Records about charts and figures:
↓

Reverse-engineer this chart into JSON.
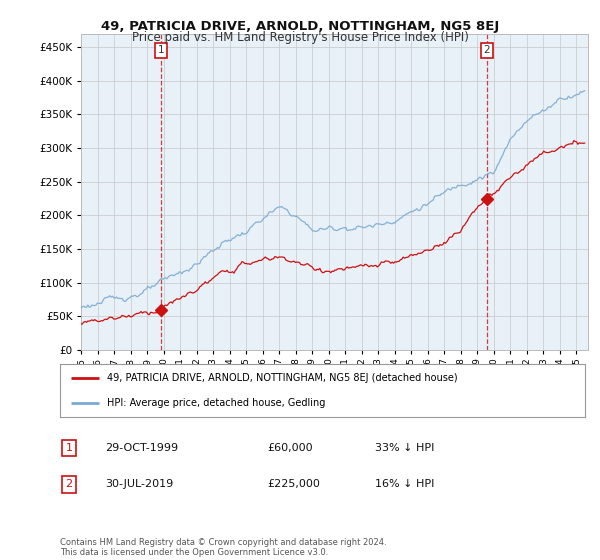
{
  "title": "49, PATRICIA DRIVE, ARNOLD, NOTTINGHAM, NG5 8EJ",
  "subtitle": "Price paid vs. HM Land Registry's House Price Index (HPI)",
  "ytick_values": [
    0,
    50000,
    100000,
    150000,
    200000,
    250000,
    300000,
    350000,
    400000,
    450000
  ],
  "ylim": [
    0,
    470000
  ],
  "xlim_start": 1995.0,
  "xlim_end": 2025.7,
  "hpi_color": "#7aaad4",
  "price_color": "#cc1111",
  "chart_bg": "#e8f0f8",
  "sale1_x": 1999.83,
  "sale1_y": 60000,
  "sale2_x": 2019.58,
  "sale2_y": 225000,
  "vline1_x": 1999.83,
  "vline2_x": 2019.58,
  "legend_house_label": "49, PATRICIA DRIVE, ARNOLD, NOTTINGHAM, NG5 8EJ (detached house)",
  "legend_hpi_label": "HPI: Average price, detached house, Gedling",
  "footer": "Contains HM Land Registry data © Crown copyright and database right 2024.\nThis data is licensed under the Open Government Licence v3.0.",
  "background_color": "#ffffff",
  "grid_color": "#c8c8c8"
}
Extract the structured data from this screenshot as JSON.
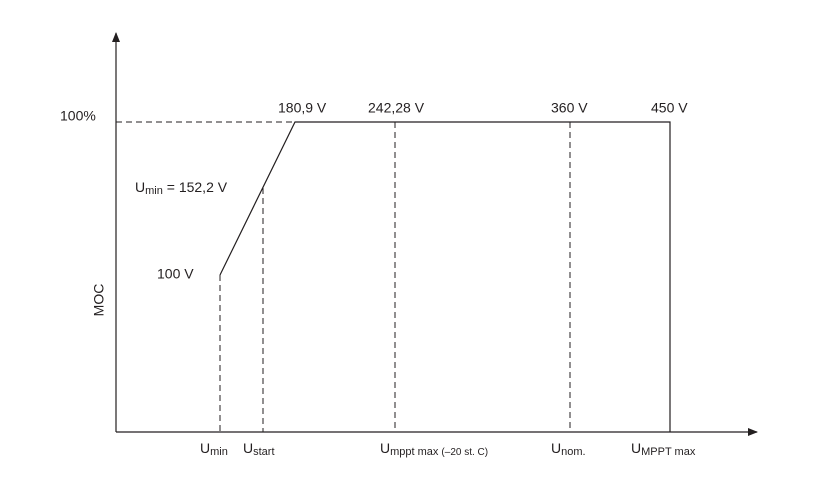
{
  "y_axis_label": "MOC",
  "level_label": "100%",
  "point_labels": [
    "180,9 V",
    "242,28 V",
    "360 V",
    "450 V",
    "100 V"
  ],
  "umin_label": {
    "base": "U",
    "sub": "min",
    "rest": " = 152,2 V"
  },
  "x_labels": [
    {
      "base": "U",
      "sub": "min"
    },
    {
      "base": "U",
      "sub": "start"
    },
    {
      "base": "U",
      "sub": "mppt max",
      "note": "(–20 st. C)"
    },
    {
      "base": "U",
      "sub": "nom."
    },
    {
      "base": "U",
      "sub": "MPPT max"
    }
  ]
}
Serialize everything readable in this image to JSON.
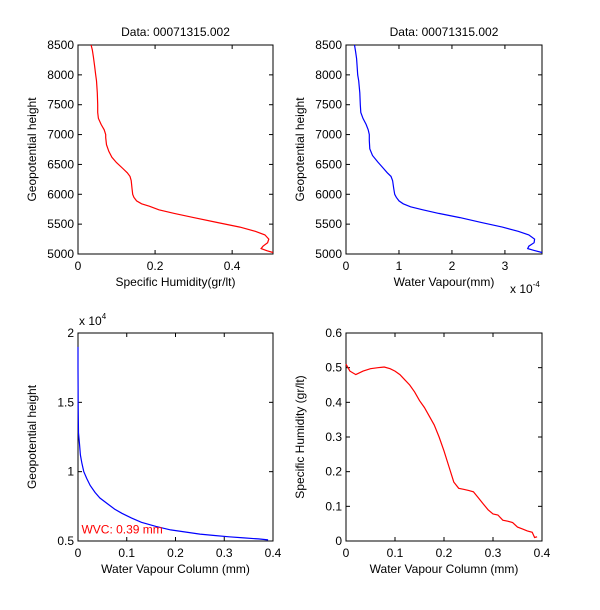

↑

Directive →
Lines from the one that contains "Extract the structured" through the last line of the data above are to be extracted exactly, with no pictures and no other lines.

Correct answer →
Extract the structured data from this screenshot as JSON.
{
  "y_axis_label": "MOC",
  "level_label": "100%",
  "point_labels": [
    "180,9 V",
    "242,28 V",
    "360 V",
    "450 V",
    "100 V"
  ],
  "umin_label": {
    "base": "U",
    "sub": "min",
    "rest": " = 152,2 V"
  },
  "x_labels": [
    {
      "base": "U",
      "sub": "min"
    },
    {
      "base": "U",
      "sub": "start"
    },
    {
      "base": "U",
      "sub": "mppt max",
      "note": "(–20 st. C)"
    },
    {
      "base": "U",
      "sub": "nom."
    },
    {
      "base": "U",
      "sub": "MPPT max"
    }
  ]
}
Serialize everything readable in this image to JSON.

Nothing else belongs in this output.